• **Set task**
Every line with the word "étages" in it should be extracted from the data that follows.

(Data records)
------------
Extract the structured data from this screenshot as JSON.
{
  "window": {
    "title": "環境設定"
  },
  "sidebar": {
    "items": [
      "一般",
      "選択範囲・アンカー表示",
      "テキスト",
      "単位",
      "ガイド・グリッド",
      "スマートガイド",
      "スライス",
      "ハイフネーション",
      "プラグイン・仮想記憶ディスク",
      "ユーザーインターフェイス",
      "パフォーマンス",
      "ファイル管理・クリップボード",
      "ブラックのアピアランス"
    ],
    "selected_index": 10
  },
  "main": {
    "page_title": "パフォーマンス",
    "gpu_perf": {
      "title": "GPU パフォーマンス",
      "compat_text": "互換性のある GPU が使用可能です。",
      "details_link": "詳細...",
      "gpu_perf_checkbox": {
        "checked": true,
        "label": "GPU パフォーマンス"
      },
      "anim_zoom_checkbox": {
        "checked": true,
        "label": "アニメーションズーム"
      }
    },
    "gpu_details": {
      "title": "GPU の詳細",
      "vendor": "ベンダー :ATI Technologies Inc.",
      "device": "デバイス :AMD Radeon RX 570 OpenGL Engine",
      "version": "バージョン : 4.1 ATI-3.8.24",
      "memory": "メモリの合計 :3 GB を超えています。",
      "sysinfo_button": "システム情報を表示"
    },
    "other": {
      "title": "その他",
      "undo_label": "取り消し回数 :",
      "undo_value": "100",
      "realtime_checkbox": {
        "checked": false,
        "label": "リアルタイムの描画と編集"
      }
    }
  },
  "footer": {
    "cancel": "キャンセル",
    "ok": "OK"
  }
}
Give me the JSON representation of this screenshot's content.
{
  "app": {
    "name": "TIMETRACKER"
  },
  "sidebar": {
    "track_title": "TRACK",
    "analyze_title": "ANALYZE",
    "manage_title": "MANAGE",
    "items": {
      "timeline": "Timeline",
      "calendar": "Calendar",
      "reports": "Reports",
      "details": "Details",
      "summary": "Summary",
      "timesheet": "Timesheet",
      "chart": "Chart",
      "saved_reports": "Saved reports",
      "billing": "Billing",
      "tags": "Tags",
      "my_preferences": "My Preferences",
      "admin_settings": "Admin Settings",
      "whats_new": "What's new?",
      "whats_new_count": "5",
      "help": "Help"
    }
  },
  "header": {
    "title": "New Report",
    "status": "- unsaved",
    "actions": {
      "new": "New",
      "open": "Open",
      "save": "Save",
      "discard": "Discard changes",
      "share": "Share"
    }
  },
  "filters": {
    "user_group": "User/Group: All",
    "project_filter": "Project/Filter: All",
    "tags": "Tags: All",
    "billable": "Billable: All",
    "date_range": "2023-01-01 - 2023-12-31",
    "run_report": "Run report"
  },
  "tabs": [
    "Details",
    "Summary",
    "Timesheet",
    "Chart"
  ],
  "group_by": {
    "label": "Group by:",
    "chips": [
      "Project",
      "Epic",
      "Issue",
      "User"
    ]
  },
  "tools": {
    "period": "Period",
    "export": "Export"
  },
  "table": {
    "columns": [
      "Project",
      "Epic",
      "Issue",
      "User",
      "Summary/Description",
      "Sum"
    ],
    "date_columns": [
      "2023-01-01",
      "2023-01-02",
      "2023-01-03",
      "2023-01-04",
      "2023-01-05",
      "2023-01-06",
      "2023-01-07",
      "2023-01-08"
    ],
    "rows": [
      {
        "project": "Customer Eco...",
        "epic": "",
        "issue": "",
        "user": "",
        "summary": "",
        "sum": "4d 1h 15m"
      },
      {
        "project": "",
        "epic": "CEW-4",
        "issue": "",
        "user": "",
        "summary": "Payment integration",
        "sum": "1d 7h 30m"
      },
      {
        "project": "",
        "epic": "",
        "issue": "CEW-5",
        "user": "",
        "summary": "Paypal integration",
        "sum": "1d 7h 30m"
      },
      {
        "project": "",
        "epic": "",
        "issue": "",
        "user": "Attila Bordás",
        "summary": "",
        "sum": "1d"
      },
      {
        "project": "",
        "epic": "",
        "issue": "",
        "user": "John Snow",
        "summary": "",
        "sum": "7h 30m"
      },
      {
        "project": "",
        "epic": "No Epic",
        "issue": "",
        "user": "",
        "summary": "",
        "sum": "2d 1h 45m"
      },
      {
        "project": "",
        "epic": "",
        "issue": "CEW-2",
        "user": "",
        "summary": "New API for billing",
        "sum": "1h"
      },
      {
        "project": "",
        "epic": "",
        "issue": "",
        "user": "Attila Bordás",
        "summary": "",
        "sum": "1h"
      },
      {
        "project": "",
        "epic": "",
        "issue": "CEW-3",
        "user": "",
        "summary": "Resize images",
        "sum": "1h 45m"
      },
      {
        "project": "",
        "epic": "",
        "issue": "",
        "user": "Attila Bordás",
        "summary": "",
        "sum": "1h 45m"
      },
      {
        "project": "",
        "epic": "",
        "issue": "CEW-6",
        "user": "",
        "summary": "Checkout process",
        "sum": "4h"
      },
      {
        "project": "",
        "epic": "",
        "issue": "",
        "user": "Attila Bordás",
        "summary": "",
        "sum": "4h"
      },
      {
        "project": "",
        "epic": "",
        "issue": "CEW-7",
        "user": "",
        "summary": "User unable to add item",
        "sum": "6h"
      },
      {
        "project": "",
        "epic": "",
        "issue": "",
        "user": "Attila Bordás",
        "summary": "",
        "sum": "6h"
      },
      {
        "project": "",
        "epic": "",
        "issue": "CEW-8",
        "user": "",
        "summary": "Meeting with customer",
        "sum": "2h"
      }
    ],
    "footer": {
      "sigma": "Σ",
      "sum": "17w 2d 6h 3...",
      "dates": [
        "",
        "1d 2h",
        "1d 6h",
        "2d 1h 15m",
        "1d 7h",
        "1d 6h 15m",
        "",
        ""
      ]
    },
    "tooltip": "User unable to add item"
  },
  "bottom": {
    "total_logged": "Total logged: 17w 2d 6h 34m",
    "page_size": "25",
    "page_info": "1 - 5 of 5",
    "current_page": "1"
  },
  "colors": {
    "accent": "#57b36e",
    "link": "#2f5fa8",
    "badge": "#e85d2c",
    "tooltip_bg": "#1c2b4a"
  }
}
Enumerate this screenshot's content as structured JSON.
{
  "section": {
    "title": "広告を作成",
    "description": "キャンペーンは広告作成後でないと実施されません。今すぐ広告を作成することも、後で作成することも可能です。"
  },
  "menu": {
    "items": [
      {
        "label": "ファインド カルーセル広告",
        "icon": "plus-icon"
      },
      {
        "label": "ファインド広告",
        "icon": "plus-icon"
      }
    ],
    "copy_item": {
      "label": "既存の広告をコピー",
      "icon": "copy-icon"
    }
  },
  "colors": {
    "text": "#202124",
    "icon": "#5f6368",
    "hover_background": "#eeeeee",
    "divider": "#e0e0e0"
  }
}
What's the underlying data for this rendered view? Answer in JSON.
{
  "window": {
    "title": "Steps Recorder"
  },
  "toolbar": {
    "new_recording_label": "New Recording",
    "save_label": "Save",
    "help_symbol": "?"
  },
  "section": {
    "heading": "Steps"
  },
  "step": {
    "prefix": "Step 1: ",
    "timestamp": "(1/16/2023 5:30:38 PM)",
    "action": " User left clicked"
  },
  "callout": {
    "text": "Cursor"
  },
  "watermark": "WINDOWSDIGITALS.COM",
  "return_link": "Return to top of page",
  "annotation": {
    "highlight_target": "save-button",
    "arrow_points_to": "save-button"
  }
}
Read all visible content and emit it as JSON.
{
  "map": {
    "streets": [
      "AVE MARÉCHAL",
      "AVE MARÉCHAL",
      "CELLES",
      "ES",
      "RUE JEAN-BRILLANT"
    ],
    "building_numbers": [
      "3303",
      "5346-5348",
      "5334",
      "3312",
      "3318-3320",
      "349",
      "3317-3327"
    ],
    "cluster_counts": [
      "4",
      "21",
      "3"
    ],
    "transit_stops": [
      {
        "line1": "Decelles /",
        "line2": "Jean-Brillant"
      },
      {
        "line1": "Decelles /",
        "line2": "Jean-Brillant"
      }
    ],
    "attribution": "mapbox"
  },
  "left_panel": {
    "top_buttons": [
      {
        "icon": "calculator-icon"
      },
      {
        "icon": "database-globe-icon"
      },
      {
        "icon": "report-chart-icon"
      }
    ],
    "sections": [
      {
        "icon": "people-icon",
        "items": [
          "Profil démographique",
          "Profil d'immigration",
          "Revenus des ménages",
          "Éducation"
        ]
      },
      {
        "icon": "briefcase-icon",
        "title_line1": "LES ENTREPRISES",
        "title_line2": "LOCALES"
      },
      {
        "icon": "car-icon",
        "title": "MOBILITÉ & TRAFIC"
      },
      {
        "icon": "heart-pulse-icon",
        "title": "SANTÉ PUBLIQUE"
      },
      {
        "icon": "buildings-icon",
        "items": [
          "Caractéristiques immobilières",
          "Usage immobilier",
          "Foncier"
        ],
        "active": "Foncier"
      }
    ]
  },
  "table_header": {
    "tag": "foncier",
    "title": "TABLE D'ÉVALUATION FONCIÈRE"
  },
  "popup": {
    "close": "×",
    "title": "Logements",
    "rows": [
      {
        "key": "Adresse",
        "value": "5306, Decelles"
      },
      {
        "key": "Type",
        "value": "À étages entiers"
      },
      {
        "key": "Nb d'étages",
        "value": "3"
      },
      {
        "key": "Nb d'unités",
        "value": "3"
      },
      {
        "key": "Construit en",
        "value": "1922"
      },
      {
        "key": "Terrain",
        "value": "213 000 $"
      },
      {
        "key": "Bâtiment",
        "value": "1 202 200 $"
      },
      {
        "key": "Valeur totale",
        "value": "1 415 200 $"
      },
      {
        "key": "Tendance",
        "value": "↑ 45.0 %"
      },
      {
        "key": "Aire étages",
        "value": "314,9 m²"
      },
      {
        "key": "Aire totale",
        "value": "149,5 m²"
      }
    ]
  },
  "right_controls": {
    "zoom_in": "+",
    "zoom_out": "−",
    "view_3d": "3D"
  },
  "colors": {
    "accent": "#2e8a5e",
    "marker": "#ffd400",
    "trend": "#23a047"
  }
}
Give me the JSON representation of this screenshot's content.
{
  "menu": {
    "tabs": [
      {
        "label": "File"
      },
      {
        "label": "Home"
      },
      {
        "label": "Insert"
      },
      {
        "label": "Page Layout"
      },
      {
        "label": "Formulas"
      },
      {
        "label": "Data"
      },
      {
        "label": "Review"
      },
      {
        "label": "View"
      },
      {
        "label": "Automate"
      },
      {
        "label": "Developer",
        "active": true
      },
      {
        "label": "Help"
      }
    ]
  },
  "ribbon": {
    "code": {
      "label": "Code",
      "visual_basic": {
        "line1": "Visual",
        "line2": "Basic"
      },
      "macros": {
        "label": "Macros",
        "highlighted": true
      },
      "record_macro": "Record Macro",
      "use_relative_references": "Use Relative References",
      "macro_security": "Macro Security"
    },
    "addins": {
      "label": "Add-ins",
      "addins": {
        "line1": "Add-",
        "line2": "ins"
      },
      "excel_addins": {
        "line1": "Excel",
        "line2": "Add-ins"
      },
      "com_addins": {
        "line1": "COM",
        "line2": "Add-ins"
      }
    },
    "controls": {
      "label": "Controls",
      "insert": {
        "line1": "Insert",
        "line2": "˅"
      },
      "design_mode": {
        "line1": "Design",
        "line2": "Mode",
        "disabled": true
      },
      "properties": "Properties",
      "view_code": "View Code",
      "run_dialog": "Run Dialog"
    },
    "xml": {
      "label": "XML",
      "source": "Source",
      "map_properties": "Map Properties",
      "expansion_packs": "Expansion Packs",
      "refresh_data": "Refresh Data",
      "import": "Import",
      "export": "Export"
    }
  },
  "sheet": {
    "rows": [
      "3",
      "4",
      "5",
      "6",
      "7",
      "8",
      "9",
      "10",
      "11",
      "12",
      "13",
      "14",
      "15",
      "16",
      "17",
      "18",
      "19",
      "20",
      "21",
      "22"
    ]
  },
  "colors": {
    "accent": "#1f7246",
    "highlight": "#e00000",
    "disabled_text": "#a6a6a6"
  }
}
------------
• **Solution for this task**
        "value": "À étages entiers"
        "key": "Nb d'étages",
        "key": "Aire étages",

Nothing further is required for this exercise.